Task prompt – Skip the images. Copy the records exactly as written.

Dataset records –
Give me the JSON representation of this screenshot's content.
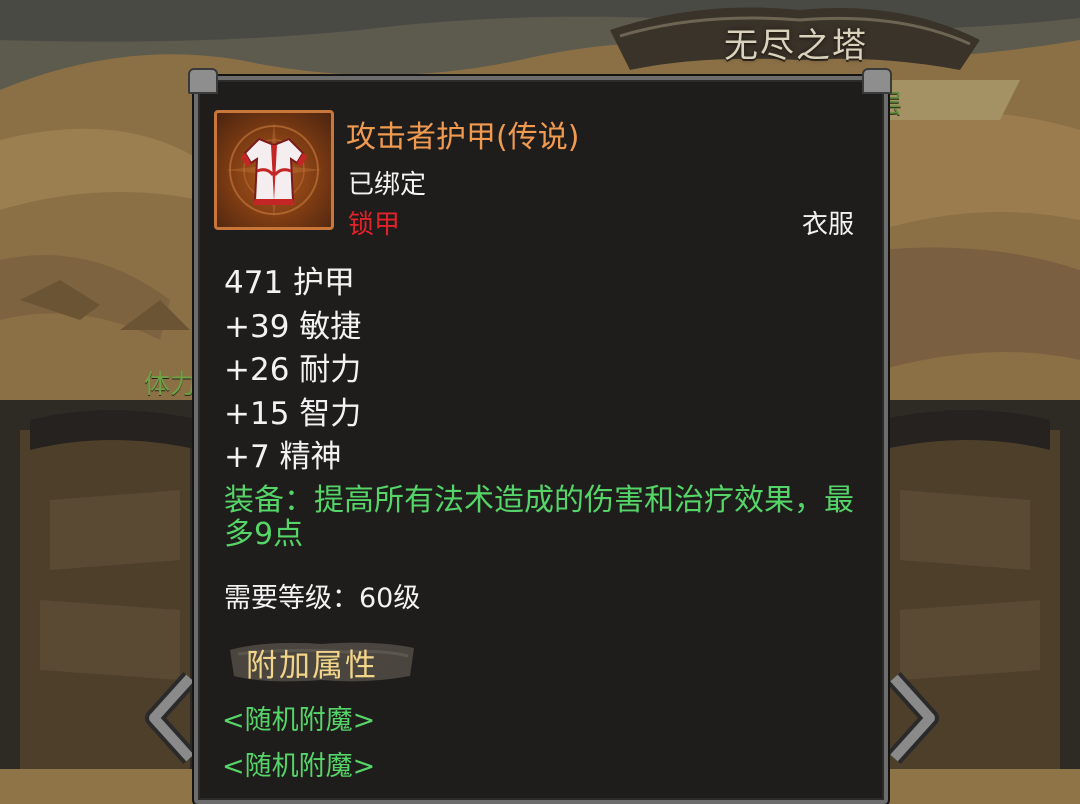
{
  "background": {
    "title": "无尽之塔",
    "floor_label_fragment": "层",
    "stamina_label_fragment": "体力"
  },
  "item": {
    "name": "攻击者护甲(传说)",
    "bind_status": "已绑定",
    "armor_type": "锁甲",
    "slot": "衣服",
    "icon": "robe-icon",
    "stats": [
      "471 护甲",
      "+39 敏捷",
      "+26 耐力",
      "+15 智力",
      "+7 精神"
    ],
    "equip_effect": "装备：提高所有法术造成的伤害和治疗效果，最多9点",
    "required_level": "需要等级：60级",
    "extra_attributes_header": "附加属性",
    "random_enchantments": [
      "<随机附魔>",
      "<随机附魔>"
    ]
  },
  "colors": {
    "item_name": "#f09a50",
    "armor_type": "#e0222a",
    "equip_effect": "#55d468",
    "panel_bg": "#1f1d1c",
    "icon_border": "#c9763a"
  }
}
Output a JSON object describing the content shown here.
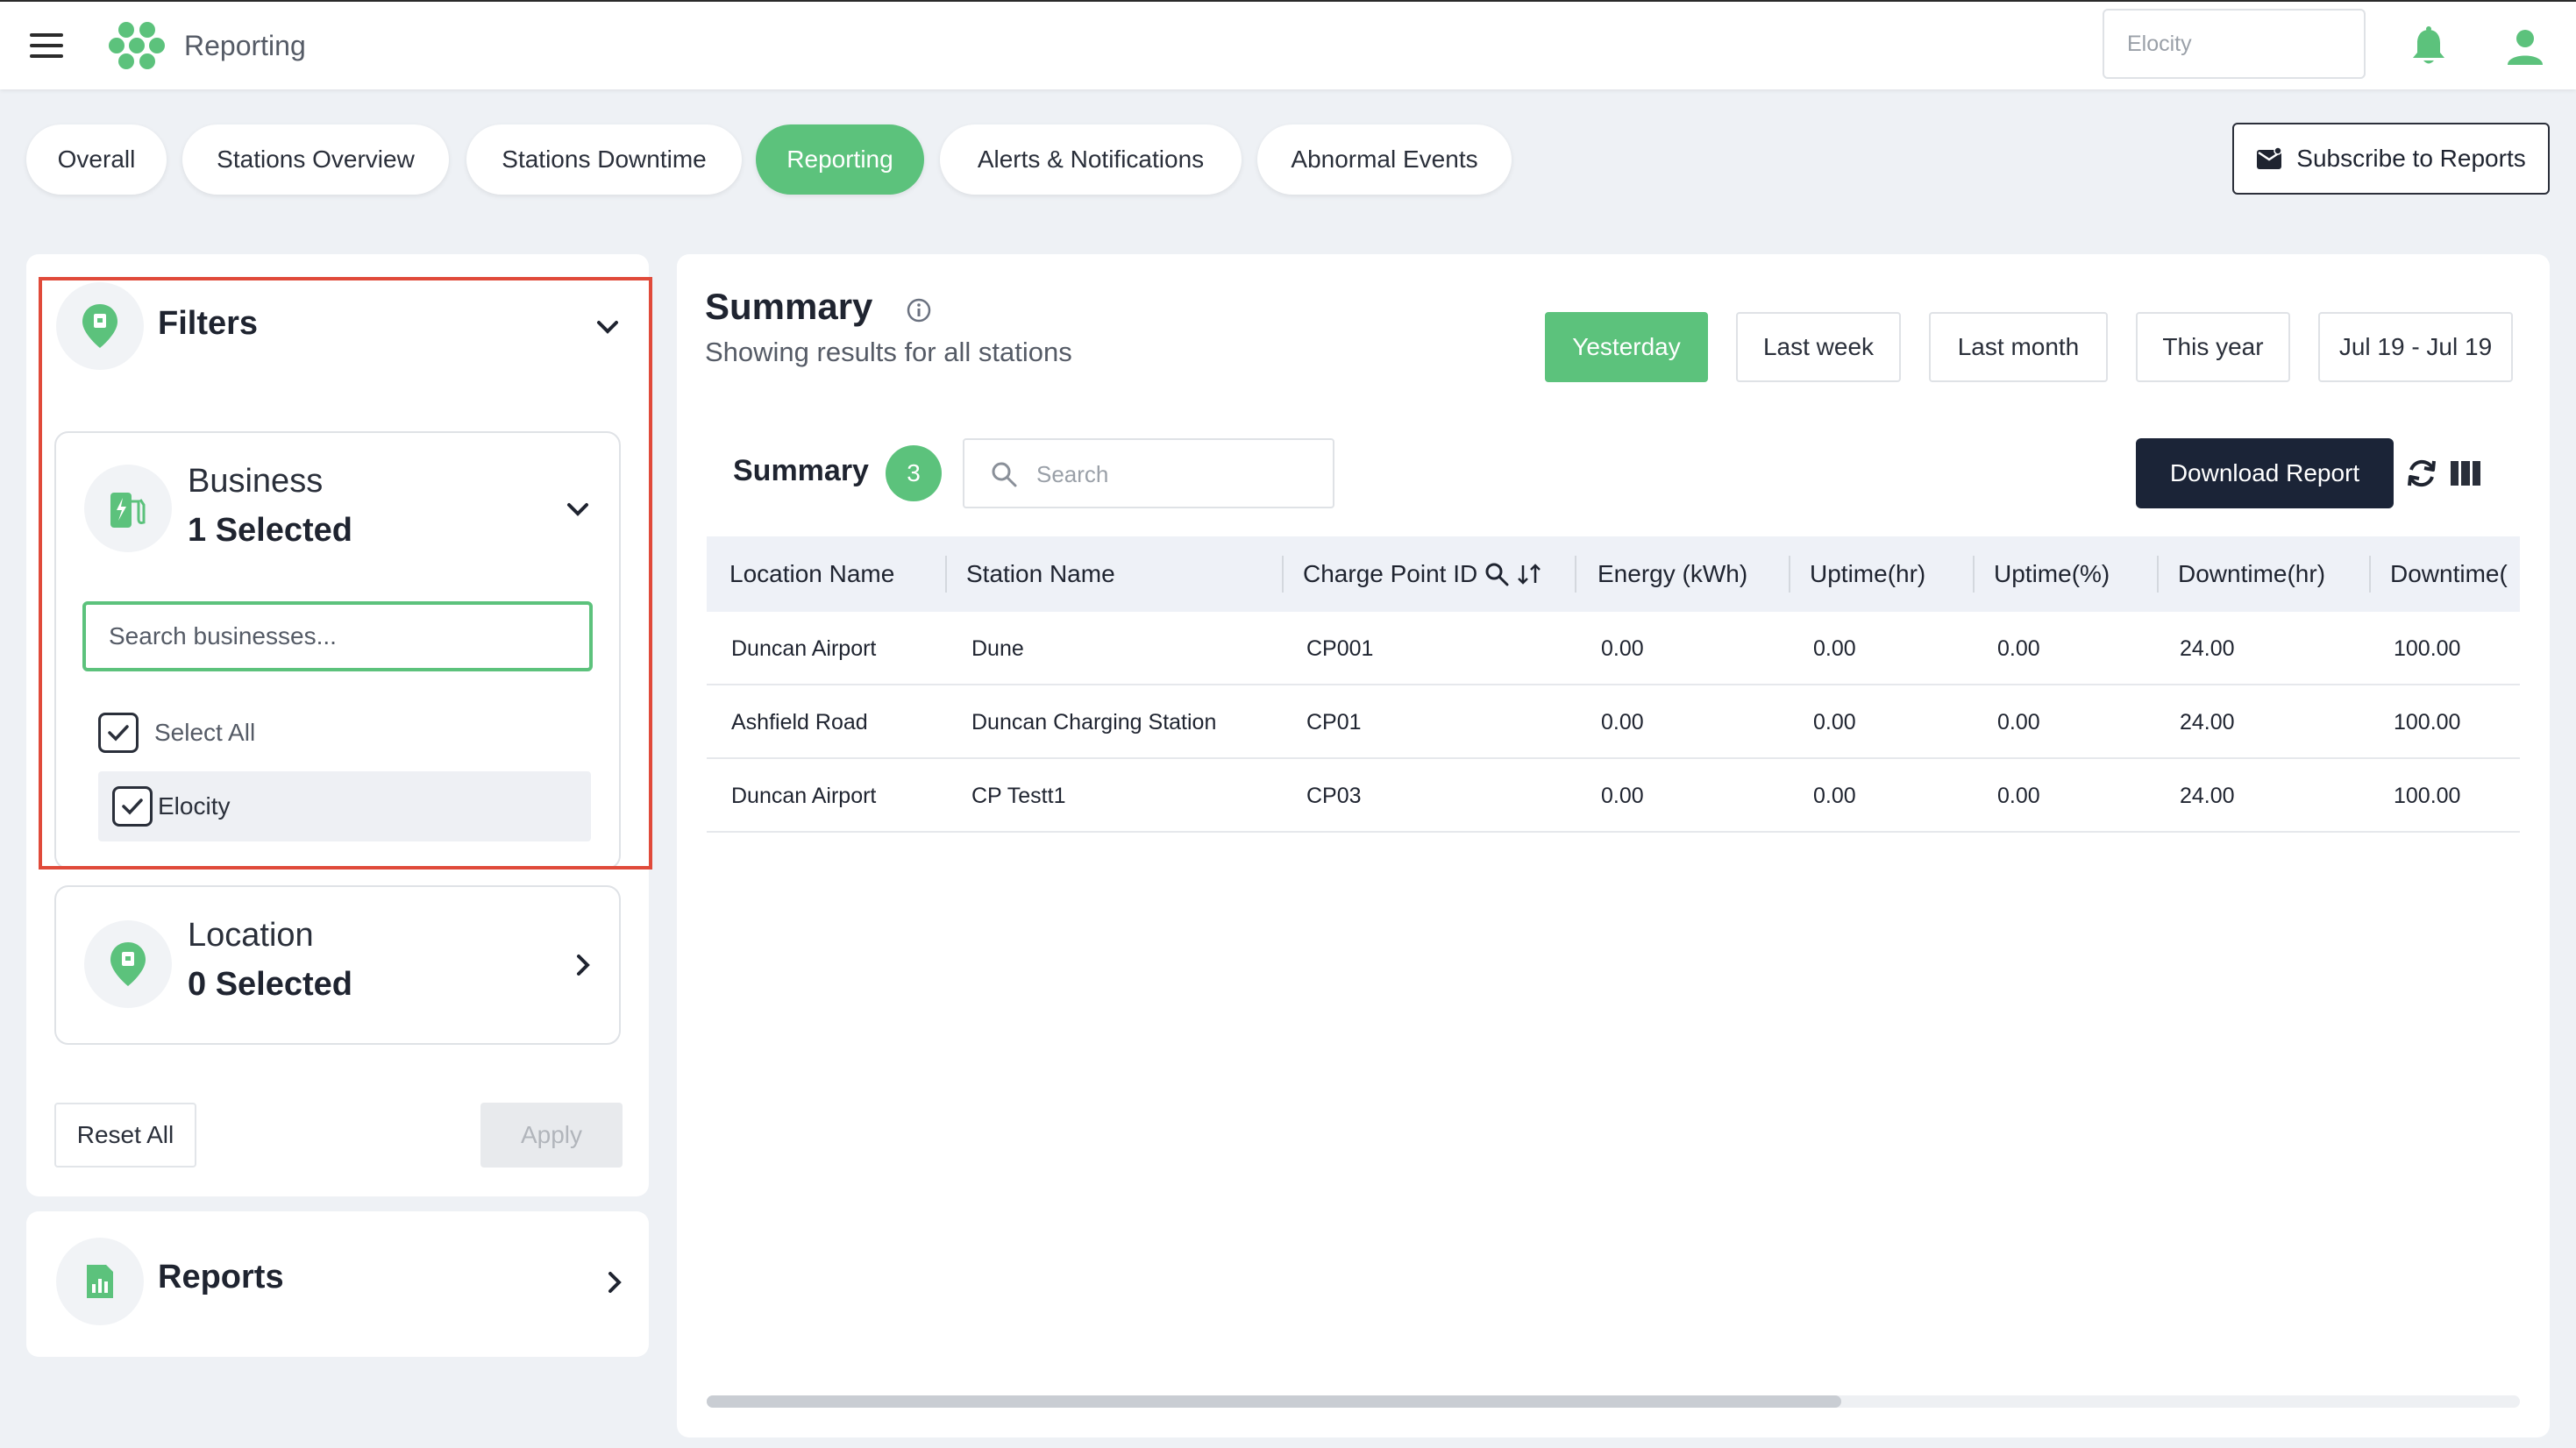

The solution –
Give me the JSON representation of this screenshot's content.
{
  "background": {
    "title": "无尽之塔",
    "floor_label_fragment": "层",
    "stamina_label_fragment": "体力"
  },
  "item": {
    "name": "攻击者护甲(传说)",
    "bind_status": "已绑定",
    "armor_type": "锁甲",
    "slot": "衣服",
    "icon": "robe-icon",
    "stats": [
      "471 护甲",
      "+39 敏捷",
      "+26 耐力",
      "+15 智力",
      "+7 精神"
    ],
    "equip_effect": "装备：提高所有法术造成的伤害和治疗效果，最多9点",
    "required_level": "需要等级：60级",
    "extra_attributes_header": "附加属性",
    "random_enchantments": [
      "<随机附魔>",
      "<随机附魔>"
    ]
  },
  "colors": {
    "item_name": "#f09a50",
    "armor_type": "#e0222a",
    "equip_effect": "#55d468",
    "panel_bg": "#1f1d1c",
    "icon_border": "#c9763a"
  }
}
Output a JSON object describing the content shown here.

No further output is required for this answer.